# EXERCISE PROMPT:
Copy out each line of the material below that holds the string "interesting".

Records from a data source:
——

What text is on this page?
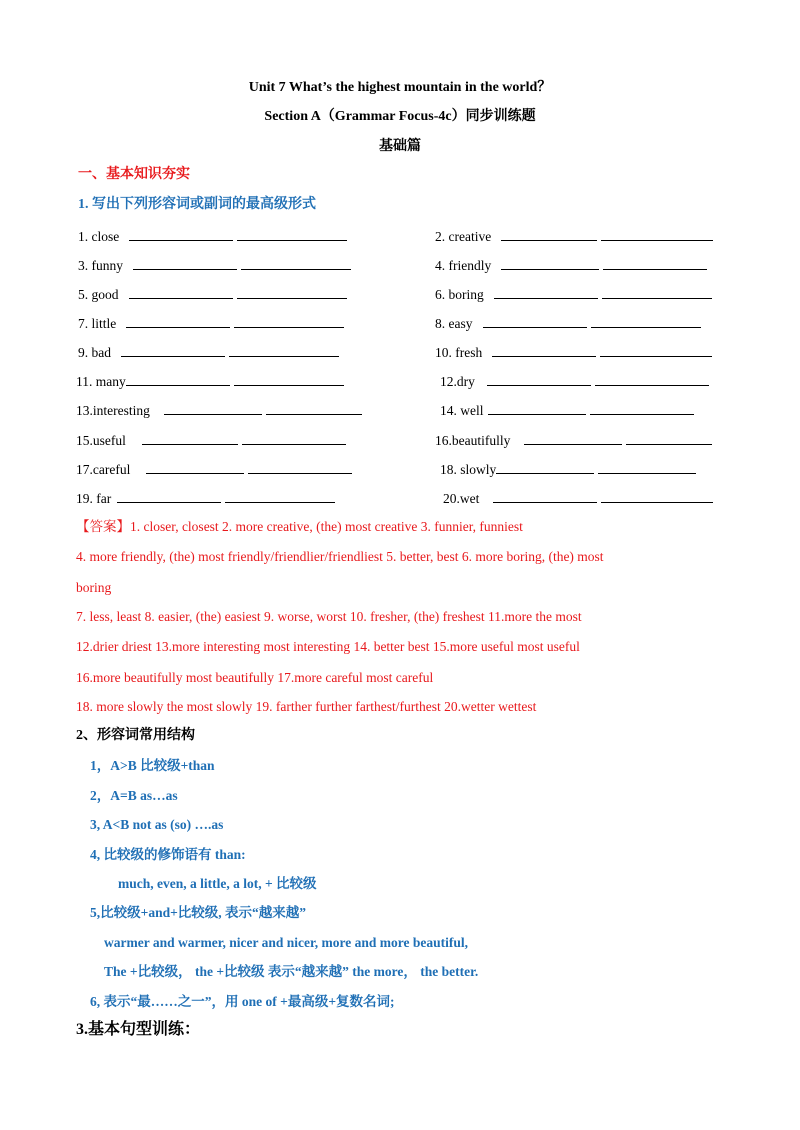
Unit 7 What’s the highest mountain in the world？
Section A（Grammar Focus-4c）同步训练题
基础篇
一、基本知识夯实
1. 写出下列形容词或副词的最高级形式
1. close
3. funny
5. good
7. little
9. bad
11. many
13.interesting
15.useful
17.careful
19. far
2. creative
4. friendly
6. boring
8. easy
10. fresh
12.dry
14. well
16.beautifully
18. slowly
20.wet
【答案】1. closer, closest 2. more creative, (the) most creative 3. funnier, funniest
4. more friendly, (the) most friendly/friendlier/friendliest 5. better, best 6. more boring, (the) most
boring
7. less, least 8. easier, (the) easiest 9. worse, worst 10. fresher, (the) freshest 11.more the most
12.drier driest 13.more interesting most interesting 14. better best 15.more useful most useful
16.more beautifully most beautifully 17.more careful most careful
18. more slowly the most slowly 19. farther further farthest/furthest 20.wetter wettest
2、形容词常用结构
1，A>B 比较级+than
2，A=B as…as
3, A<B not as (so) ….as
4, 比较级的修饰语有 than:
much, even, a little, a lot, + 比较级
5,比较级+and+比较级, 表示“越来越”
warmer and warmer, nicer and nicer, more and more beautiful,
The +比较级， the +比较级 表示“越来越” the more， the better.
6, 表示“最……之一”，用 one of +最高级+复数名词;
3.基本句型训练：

——

# RESPONSE:
13.interesting
12.drier driest 13.more interesting most interesting 14. better best 15.more useful most useful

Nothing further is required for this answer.